Information given
════════

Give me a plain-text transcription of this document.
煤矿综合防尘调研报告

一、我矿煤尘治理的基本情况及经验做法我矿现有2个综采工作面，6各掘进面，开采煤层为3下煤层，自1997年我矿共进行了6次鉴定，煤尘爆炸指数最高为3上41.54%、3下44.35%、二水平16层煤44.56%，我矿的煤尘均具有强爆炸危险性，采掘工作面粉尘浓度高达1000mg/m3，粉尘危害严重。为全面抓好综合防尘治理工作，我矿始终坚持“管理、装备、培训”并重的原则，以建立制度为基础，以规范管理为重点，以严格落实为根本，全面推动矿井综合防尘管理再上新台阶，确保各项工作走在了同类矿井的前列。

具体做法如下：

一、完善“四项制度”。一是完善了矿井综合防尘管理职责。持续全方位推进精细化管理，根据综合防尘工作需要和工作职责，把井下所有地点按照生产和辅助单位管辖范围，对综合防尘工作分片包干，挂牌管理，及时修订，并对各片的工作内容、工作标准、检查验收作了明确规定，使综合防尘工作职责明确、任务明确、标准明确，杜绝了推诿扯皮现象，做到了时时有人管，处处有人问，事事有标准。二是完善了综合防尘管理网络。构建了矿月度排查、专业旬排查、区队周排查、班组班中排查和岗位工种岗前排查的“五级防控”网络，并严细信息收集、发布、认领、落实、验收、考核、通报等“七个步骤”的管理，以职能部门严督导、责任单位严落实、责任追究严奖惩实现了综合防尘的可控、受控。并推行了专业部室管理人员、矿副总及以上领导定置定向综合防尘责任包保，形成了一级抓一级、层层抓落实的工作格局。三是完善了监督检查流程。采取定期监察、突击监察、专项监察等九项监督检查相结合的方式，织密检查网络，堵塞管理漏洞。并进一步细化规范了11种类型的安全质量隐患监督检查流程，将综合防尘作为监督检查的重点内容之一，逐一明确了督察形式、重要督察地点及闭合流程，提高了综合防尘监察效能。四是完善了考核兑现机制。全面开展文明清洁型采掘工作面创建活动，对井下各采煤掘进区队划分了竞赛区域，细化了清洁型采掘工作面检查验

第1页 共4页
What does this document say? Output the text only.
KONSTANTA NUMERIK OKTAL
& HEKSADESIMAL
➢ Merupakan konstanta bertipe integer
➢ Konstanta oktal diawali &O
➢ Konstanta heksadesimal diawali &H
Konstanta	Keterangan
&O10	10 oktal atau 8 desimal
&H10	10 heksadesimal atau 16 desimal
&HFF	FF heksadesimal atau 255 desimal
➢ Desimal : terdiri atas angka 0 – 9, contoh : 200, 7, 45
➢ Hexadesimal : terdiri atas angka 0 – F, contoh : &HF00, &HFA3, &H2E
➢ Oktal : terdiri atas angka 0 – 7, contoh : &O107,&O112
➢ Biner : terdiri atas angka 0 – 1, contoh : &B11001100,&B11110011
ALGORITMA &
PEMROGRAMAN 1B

════════

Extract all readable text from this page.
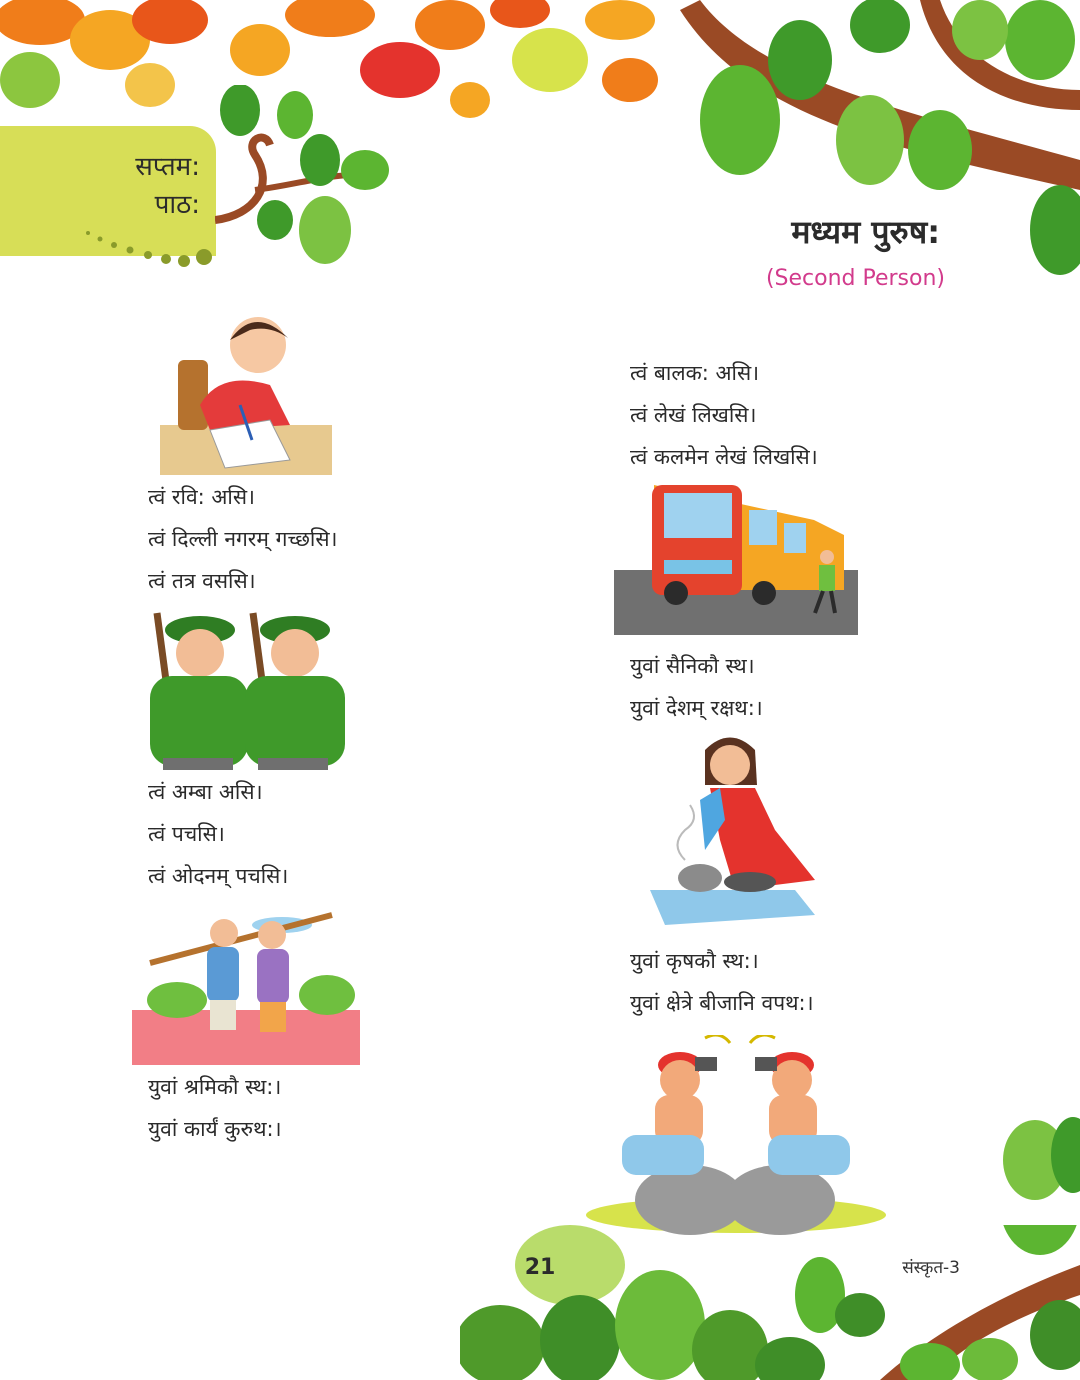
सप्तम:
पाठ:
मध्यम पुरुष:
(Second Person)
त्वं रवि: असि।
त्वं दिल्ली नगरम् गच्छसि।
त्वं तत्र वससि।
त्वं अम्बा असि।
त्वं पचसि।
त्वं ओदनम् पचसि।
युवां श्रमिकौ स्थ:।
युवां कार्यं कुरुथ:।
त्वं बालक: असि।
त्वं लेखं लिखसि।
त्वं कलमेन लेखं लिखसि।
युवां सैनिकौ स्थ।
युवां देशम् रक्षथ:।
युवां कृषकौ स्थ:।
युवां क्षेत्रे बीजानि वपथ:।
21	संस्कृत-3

════════

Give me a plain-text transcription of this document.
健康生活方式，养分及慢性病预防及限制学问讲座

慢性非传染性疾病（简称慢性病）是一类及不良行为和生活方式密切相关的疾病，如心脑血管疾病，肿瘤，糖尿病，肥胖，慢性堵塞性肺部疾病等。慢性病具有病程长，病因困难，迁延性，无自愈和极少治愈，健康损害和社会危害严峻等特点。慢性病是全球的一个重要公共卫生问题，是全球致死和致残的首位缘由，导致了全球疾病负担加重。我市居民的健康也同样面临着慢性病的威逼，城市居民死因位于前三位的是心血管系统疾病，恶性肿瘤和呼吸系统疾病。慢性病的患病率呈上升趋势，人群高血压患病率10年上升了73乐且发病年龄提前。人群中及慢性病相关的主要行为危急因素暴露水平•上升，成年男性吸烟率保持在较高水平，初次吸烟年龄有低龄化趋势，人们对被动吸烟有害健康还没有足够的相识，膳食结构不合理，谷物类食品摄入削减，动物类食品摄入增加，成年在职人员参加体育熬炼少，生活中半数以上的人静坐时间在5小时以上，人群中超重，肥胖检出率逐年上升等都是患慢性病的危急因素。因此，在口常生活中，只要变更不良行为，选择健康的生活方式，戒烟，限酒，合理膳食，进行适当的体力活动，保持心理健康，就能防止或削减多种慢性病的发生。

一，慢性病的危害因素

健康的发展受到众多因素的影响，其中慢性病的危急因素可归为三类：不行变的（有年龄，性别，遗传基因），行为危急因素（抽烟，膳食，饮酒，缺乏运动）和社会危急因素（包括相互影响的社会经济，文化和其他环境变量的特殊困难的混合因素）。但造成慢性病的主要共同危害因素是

════════

Work instructions
Reproduce every line from the entries that holds the word "this".

Exercise response
Give me a plain-text transcription of this document.
What does this document say? Output the text only.
Extract all readable text from this page.
Give me a plain-text transcription of this document.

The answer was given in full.